**Extrait présenté**
##########

Dans son essai Why. How Great leaders Inspire Everyone To Take Action, Simon Sinek se demande comment les frères Wright, Wilbur et Orville, réussirent face à Samuel Pierpont Langley qui disposaient pourtant d'une meilleure équipe en termes d'équipement, de financement et d'éducation. Selon lui, et c'est la thèse de son ouvrage, les frères Wright réussirent parce que, contrairement aux frères Langey, ils commencèrent par se poser la question « Why », question que se posent toutes les personnes (et leaders) qui réussissent même si elles doivent pour cela échouer auparavant.
Dans Les premiers aviateurs d'Alexandre Fontaine Rousseau et Francis Desharnais, on retrouve évidemment les frères Wright en compagnie d'autres inventeur et pionniers de l'aviation comme Besnier le serrurier*, Sir Hiram Stevens Maxim, père de la mitrailleuse moderne et inventeur du piège à souris, les frères Pathé (après avoir acheté leur invention aux frères Lumière, ils envoyèrent à travers le monde des équipes de tournage afin de ramener des images filmées dont des images filmées d'engins volants et de tentatives de vol) et Franz Reichelt.

##########

**Consigne écrite A**
Recopiez le passage du texte sur les pionniers de l'aviation compris entre « Dans Les premiers » et « et Franz Reichelt. », bornes incluses.
**Consigne écrite B**
Reprenez le texte sur les pionniers de l'aviation là où il s'arrête et prolongez-le.
Les entrées qui suivent n'ont aucun lien avec le texte sur les pionniers de l'aviation.

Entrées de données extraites
##########

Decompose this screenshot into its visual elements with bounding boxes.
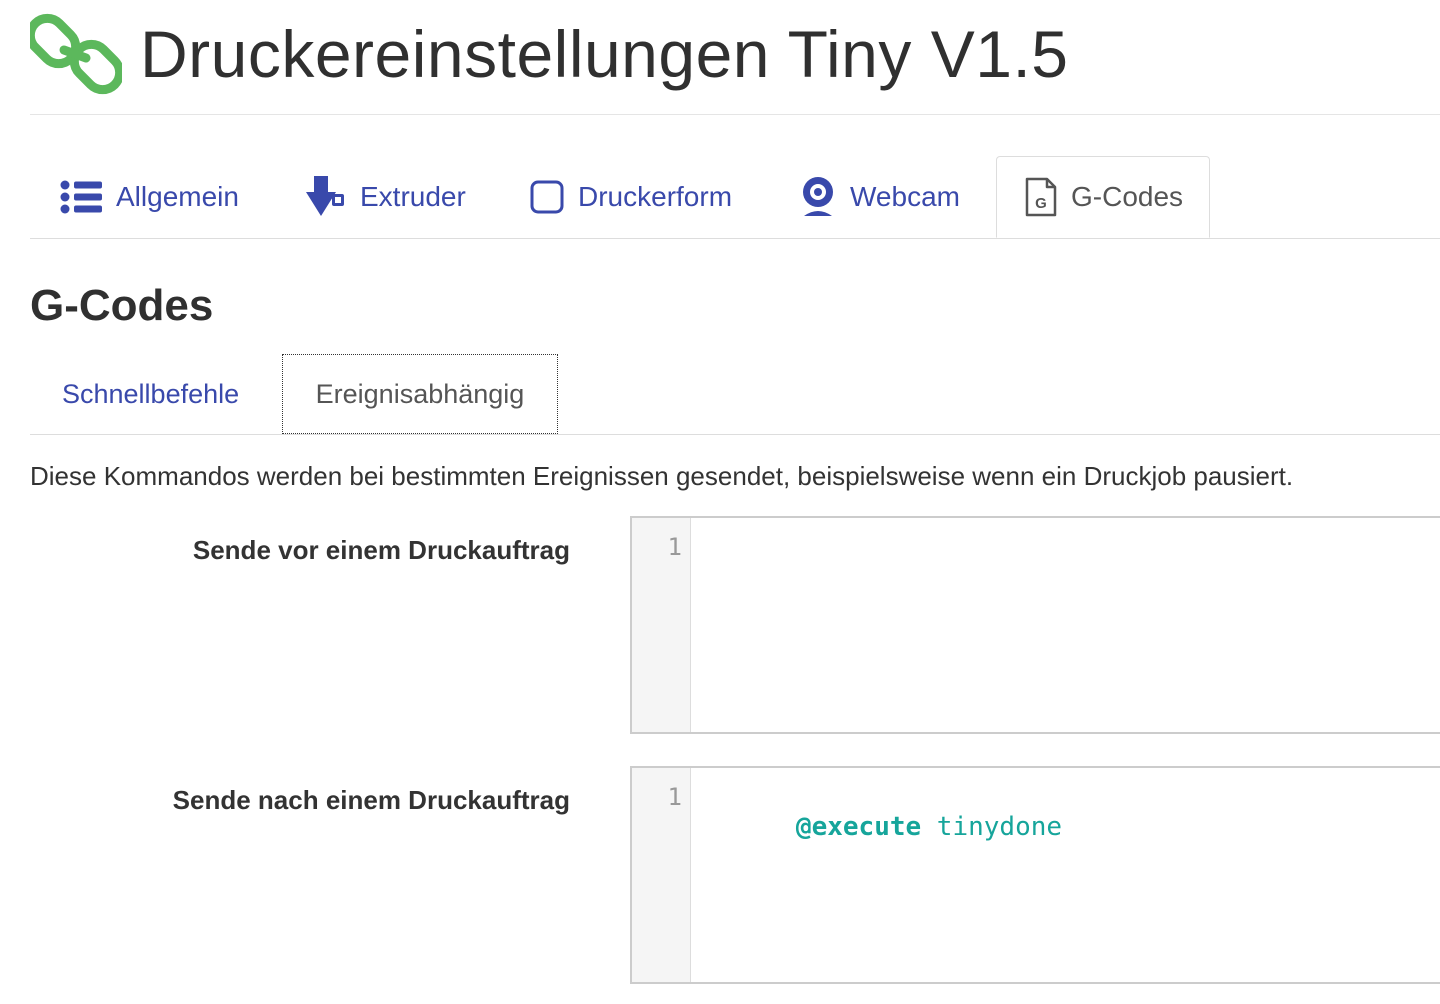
page-title: Druckereinstellungen Tiny V1.5 <box>140 17 1069 91</box>
tab-druckerform[interactable]: Druckerform <box>530 156 732 238</box>
extruder-icon <box>306 176 344 216</box>
tab-druckerform-label: Druckerform <box>578 181 733 212</box>
square-outline-icon <box>530 180 564 214</box>
after-print-label: Sende nach einem Druckauftrag <box>172 785 570 815</box>
subtab-schnellbefehle[interactable]: Schnellbefehle <box>62 354 239 434</box>
tab-extruder[interactable]: Extruder <box>306 156 466 238</box>
link-chain-icon <box>30 13 122 95</box>
gcode-file-icon: G <box>1025 177 1057 217</box>
before-print-label: Sende vor einem Druckauftrag <box>192 535 570 565</box>
line-number: 1 <box>667 783 682 811</box>
subtab-ereignisabhaengig-label: Ereignisabhängig <box>315 378 525 409</box>
list-icon <box>60 180 102 214</box>
sub-tab-bar: Schnellbefehle Ereignisabhängig <box>30 354 1440 435</box>
printer-settings-page: Druckereinstellungen Tiny V1.5 Allgemein <box>0 0 1440 1004</box>
subtab-ereignisabhaengig[interactable]: Ereignisabhängig <box>282 354 558 434</box>
line-number: 1 <box>667 533 682 561</box>
tab-gcodes-label: G-Codes <box>1071 181 1184 212</box>
before-print-editor[interactable]: 1 <box>630 516 1440 734</box>
section-description: Diese Kommandos werden bei bestimmten Er… <box>30 461 1294 491</box>
webcam-icon <box>803 177 833 216</box>
tab-webcam[interactable]: Webcam <box>800 156 960 238</box>
editor-gutter: 1 <box>632 768 691 982</box>
tab-webcam-label: Webcam <box>850 181 960 212</box>
tab-gcodes[interactable]: G G-Codes <box>996 156 1210 238</box>
code-line[interactable]: @execute tinydone <box>702 782 1062 872</box>
subtab-schnellbefehle-label: Schnellbefehle <box>62 378 240 409</box>
tab-allgemein[interactable]: Allgemein <box>60 156 239 238</box>
page-header: Druckereinstellungen Tiny V1.5 <box>30 0 1440 115</box>
code-line[interactable] <box>702 532 796 622</box>
editor-gutter: 1 <box>632 518 691 732</box>
code-text: tinydone <box>921 812 1063 842</box>
code-keyword: @execute <box>795 812 922 842</box>
main-tab-bar: Allgemein Extruder Druckerform Webcam G … <box>30 156 1440 239</box>
svg-text:G: G <box>1035 195 1047 212</box>
tab-allgemein-label: Allgemein <box>116 181 239 212</box>
tab-extruder-label: Extruder <box>360 181 466 212</box>
after-print-editor[interactable]: 1 @execute tinydone <box>630 766 1440 984</box>
section-title: G-Codes <box>30 281 214 330</box>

##########

**Réponse A**
Dans Les premiers aviateurs d'Alexandre Fontaine Rousseau et Francis Desharnais, on retrouve évidemment les frères Wright en compagnie d'autres inventeur et pionniers de l'aviation comme Besnier le serrurier*, Sir Hiram Stevens Maxim, père de la mitrailleuse moderne et inventeur du piège à souris, les frères Pathé (après avoir acheté leur invention aux frères Lumière, ils envoyèrent à travers le monde des équipes de tournage afin de ramener des images filmées dont des images filmées d'engins volants et de tentatives de vol) et Franz Reichelt.

**Réponse B**
En exergue du livre, une citation d'Antoine de Saint-Exupéry, aviateur de son état, rappelle que « L'homme ensuite, d'erreur en erreur, trouve le chemin qui conduit au feu ». Le thème de cette bande-dessinée est en effet clairement le thème de l'échec (à travers l'aviation) : « On oublie souvent que l'échec occupe une place de choix dans l'histoire de la réussite, et l'épopée des premiers aviateurs ne fait certainement pas exception à cette règle ancestrale. le présent ouvrage retrace les grandes lignes de l'histoire de l'aviation en s'intéressant plus particulièrement à ses innombrables chutes ainsi qu'à la petite poulie qui fait que le rêve tombe toujours en morceaux » (2ème de couverture).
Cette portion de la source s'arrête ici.